═══ EXTRACTED RECORDS

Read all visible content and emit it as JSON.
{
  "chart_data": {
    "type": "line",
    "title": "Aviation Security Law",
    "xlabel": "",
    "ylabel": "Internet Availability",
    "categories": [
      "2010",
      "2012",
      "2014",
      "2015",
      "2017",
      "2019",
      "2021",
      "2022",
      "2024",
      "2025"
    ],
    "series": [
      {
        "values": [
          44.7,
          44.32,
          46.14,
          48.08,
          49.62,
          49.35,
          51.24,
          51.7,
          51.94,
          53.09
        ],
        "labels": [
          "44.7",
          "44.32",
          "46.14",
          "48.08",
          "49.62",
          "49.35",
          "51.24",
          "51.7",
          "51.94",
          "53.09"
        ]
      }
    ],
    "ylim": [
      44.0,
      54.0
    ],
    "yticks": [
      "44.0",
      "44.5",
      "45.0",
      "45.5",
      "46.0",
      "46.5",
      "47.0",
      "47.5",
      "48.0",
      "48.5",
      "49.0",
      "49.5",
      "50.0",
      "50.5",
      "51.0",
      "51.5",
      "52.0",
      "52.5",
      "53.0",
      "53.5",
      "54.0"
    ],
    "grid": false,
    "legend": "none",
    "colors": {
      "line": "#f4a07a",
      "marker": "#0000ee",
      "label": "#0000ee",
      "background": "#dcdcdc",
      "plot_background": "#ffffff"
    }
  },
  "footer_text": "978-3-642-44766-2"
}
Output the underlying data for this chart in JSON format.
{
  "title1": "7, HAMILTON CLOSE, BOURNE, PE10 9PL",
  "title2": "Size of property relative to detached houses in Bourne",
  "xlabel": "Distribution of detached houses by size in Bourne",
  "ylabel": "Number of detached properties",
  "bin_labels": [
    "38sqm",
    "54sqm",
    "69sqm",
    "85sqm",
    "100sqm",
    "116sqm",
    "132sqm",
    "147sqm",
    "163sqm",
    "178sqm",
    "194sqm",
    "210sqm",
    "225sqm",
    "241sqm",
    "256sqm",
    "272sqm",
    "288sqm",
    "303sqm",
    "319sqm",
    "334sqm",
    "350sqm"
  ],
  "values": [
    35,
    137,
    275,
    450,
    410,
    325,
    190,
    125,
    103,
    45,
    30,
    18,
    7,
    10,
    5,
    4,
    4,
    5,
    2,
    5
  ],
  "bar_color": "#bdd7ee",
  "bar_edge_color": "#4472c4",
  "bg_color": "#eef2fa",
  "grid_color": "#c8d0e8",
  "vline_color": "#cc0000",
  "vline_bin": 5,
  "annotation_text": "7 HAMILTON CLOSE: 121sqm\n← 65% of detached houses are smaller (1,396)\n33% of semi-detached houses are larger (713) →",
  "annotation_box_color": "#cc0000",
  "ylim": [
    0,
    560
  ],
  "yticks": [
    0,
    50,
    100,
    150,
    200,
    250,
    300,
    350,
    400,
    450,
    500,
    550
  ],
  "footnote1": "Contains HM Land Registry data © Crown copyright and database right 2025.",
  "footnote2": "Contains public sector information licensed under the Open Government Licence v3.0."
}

══════

STATED EXERCISE » Extract, verbatim, the lines from the one containing "Output the underlying" through the last line of the listing above.

RESULT OF THIS TASK »
Output the underlying data for this chart in JSON format.
{
  "title1": "7, HAMILTON CLOSE, BOURNE, PE10 9PL",
  "title2": "Size of property relative to detached houses in Bourne",
  "xlabel": "Distribution of detached houses by size in Bourne",
  "ylabel": "Number of detached properties",
  "bin_labels": [
    "38sqm",
    "54sqm",
    "69sqm",
    "85sqm",
    "100sqm",
    "116sqm",
    "132sqm",
    "147sqm",
    "163sqm",
    "178sqm",
    "194sqm",
    "210sqm",
    "225sqm",
    "241sqm",
    "256sqm",
    "272sqm",
    "288sqm",
    "303sqm",
    "319sqm",
    "334sqm",
    "350sqm"
  ],
  "values": [
    35,
    137,
    275,
    450,
    410,
    325,
    190,
    125,
    103,
    45,
    30,
    18,
    7,
    10,
    5,
    4,
    4,
    5,
    2,
    5
  ],
  "bar_color": "#bdd7ee",
  "bar_edge_color": "#4472c4",
  "bg_color": "#eef2fa",
  "grid_color": "#c8d0e8",
  "vline_color": "#cc0000",
  "vline_bin": 5,
  "annotation_text": "7 HAMILTON CLOSE: 121sqm\n← 65% of detached houses are smaller (1,396)\n33% of semi-detached houses are larger (713) →",
  "annotation_box_color": "#cc0000",
  "ylim": [
    0,
    560
  ],
  "yticks": [
    0,
    50,
    100,
    150,
    200,
    250,
    300,
    350,
    400,
    450,
    500,
    550
  ],
  "footnote1": "Contains HM Land Registry data © Crown copyright and database right 2025.",
  "footnote2": "Contains public sector information licensed under the Open Government Licence v3.0."
}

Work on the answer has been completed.